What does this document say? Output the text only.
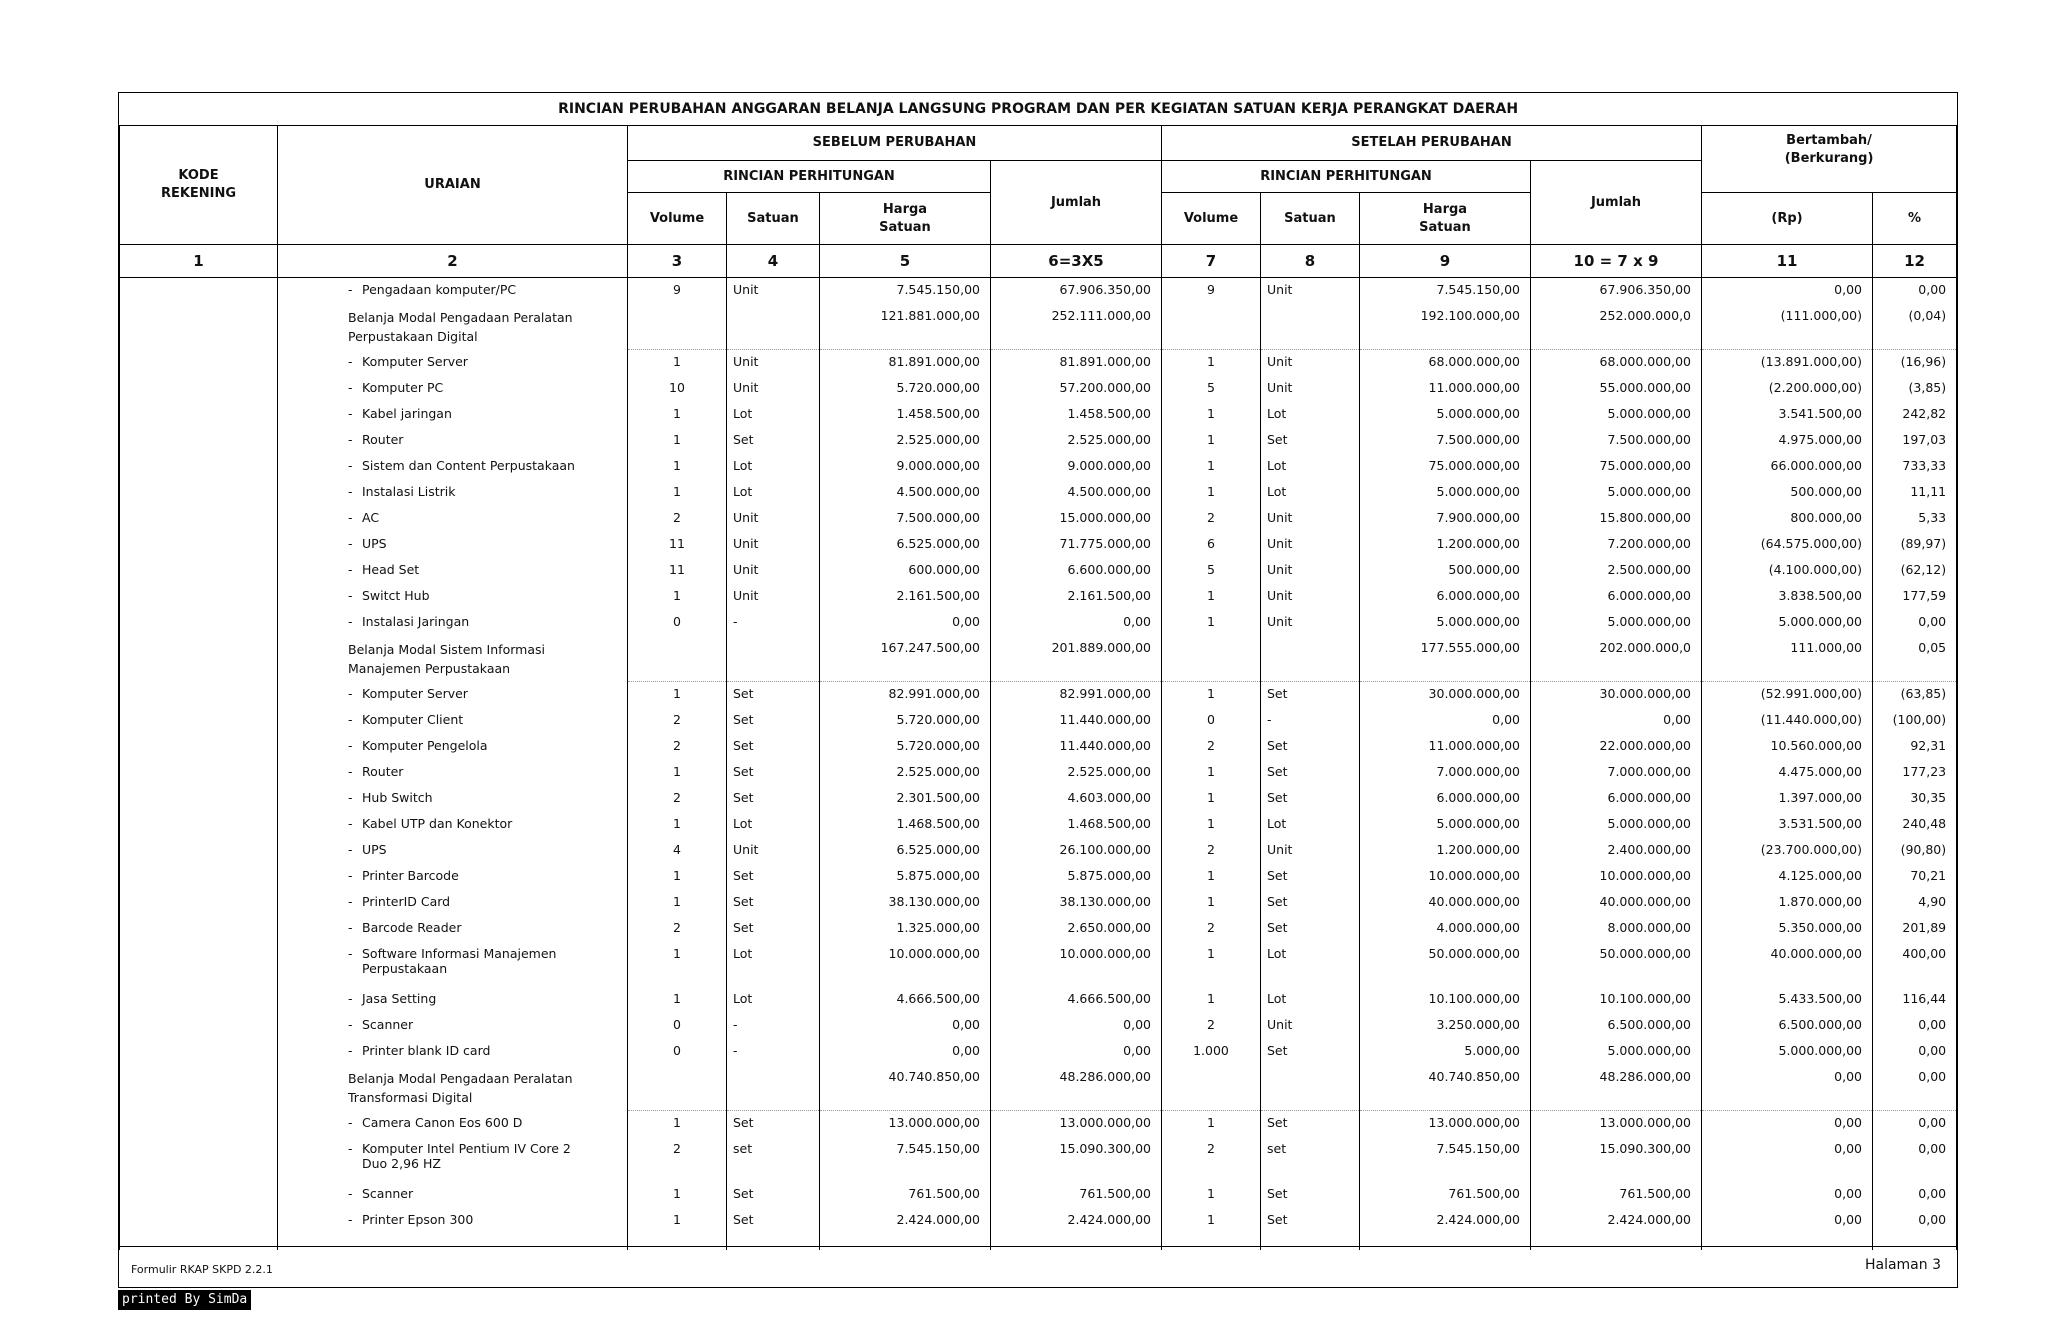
RINCIAN PERUBAHAN ANGGARAN BELANJA LANGSUNG PROGRAM DAN PER KEGIATAN SATUAN KERJA PERANGKAT DAERAH											
KODE REKENING	URAIAN	SEBELUM PERUBAHAN				SETELAH PERUBAHAN				Bertambah/ (Berkurang)	
		RINCIAN PERHITUNGAN			Jumlah	RINCIAN PERHITUNGAN			Jumlah		
		Volume	Satuan	Harga Satuan		Volume	Satuan	Harga Satuan		(Rp)	%
1	2	3	4	5	6=3X5	7	8	9	10 = 7 x 9	11	12
	- Pengadaan komputer/PC	9	Unit	7.545.150,00	67.906.350,00	9	Unit	7.545.150,00	67.906.350,00	0,00	0,00

	Belanja Modal Pengadaan Peralatan Perpustakaan Digital			121.881.000,00	252.111.000,00			192.100.000,00	252.000.000,0	(111.000,00)	(0,04)
	- Komputer Server	1	Unit	81.891.000,00	81.891.000,00	1	Unit	68.000.000,00	68.000.000,00	(13.891.000,00)	(16,96)
	- Komputer PC	10	Unit	5.720.000,00	57.200.000,00	5	Unit	11.000.000,00	55.000.000,00	(2.200.000,00)	(3,85)
	- Kabel jaringan	1	Lot	1.458.500,00	1.458.500,00	1	Lot	5.000.000,00	5.000.000,00	3.541.500,00	242,82
	- Router	1	Set	2.525.000,00	2.525.000,00	1	Set	7.500.000,00	7.500.000,00	4.975.000,00	197,03
	- Sistem dan Content Perpustakaan	1	Lot	9.000.000,00	9.000.000,00	1	Lot	75.000.000,00	75.000.000,00	66.000.000,00	733,33
	- Instalasi Listrik	1	Lot	4.500.000,00	4.500.000,00	1	Lot	5.000.000,00	5.000.000,00	500.000,00	11,11
	- AC	2	Unit	7.500.000,00	15.000.000,00	2	Unit	7.900.000,00	15.800.000,00	800.000,00	5,33
	- UPS	11	Unit	6.525.000,00	71.775.000,00	6	Unit	1.200.000,00	7.200.000,00	(64.575.000,00)	(89,97)
	- Head Set	11	Unit	600.000,00	6.600.000,00	5	Unit	500.000,00	2.500.000,00	(4.100.000,00)	(62,12)
	- Switct Hub	1	Unit	2.161.500,00	2.161.500,00	1	Unit	6.000.000,00	6.000.000,00	3.838.500,00	177,59
	- Instalasi Jaringan	0	-	0,00	0,00	1	Unit	5.000.000,00	5.000.000,00	5.000.000,00	0,00

	Belanja Modal Sistem Informasi Manajemen Perpustakaan			167.247.500,00	201.889.000,00			177.555.000,00	202.000.000,0	111.000,00	0,05
	- Komputer Server	1	Set	82.991.000,00	82.991.000,00	1	Set	30.000.000,00	30.000.000,00	(52.991.000,00)	(63,85)
	- Komputer Client	2	Set	5.720.000,00	11.440.000,00	0	-	0,00	0,00	(11.440.000,00)	(100,00)
	- Komputer Pengelola	2	Set	5.720.000,00	11.440.000,00	2	Set	11.000.000,00	22.000.000,00	10.560.000,00	92,31
	- Router	1	Set	2.525.000,00	2.525.000,00	1	Set	7.000.000,00	7.000.000,00	4.475.000,00	177,23
	- Hub Switch	2	Set	2.301.500,00	4.603.000,00	1	Set	6.000.000,00	6.000.000,00	1.397.000,00	30,35
	- Kabel UTP dan Konektor	1	Lot	1.468.500,00	1.468.500,00	1	Lot	5.000.000,00	5.000.000,00	3.531.500,00	240,48
	- UPS	4	Unit	6.525.000,00	26.100.000,00	2	Unit	1.200.000,00	2.400.000,00	(23.700.000,00)	(90,80)
	- Printer Barcode	1	Set	5.875.000,00	5.875.000,00	1	Set	10.000.000,00	10.000.000,00	4.125.000,00	70,21
	- PrinterID Card	1	Set	38.130.000,00	38.130.000,00	1	Set	40.000.000,00	40.000.000,00	1.870.000,00	4,90
	- Barcode Reader	2	Set	1.325.000,00	2.650.000,00	2	Set	4.000.000,00	8.000.000,00	5.350.000,00	201,89
	- Software Informasi Manajemen
Perpustakaan	1	Lot	10.000.000,00	10.000.000,00	1	Lot	50.000.000,00	50.000.000,00	40.000.000,00	400,00
	- Jasa Setting	1	Lot	4.666.500,00	4.666.500,00	1	Lot	10.100.000,00	10.100.000,00	5.433.500,00	116,44
	- Scanner	0	-	0,00	0,00	2	Unit	3.250.000,00	6.500.000,00	6.500.000,00	0,00
	- Printer blank ID card	0	-	0,00	0,00	1.000	Set	5.000,00	5.000.000,00	5.000.000,00	0,00

	Belanja Modal Pengadaan Peralatan Transformasi Digital			40.740.850,00	48.286.000,00			40.740.850,00	48.286.000,00	0,00	0,00
	- Camera Canon Eos 600 D	1	Set	13.000.000,00	13.000.000,00	1	Set	13.000.000,00	13.000.000,00	0,00	0,00
	- Komputer Intel Pentium IV Core 2
Duo 2,96 HZ	2	set	7.545.150,00	15.090.300,00	2	set	7.545.150,00	15.090.300,00	0,00	0,00
	- Scanner	1	Set	761.500,00	761.500,00	1	Set	761.500,00	761.500,00	0,00	0,00
	- Printer Epson 300	1	Set	2.424.000,00	2.424.000,00	1	Set	2.424.000,00	2.424.000,00	0,00	0,00

Formulir RKAP SKPD 2.2.1	Halaman 3
printed By SimDa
====
→ **GIVEN REQUEST**
Your task is to collect every line above that contains the word "Server".

→ **ANSWER TO THIS EXERCISE**
	- Komputer Server	1	Unit	81.891.000,00	81.891.000,00	1	Unit	68.000.000,00	68.000.000,00	(13.891.000,00)	(16,96)
	- Komputer Server	1	Set	82.991.000,00	82.991.000,00	1	Set	30.000.000,00	30.000.000,00	(52.991.000,00)	(63,85)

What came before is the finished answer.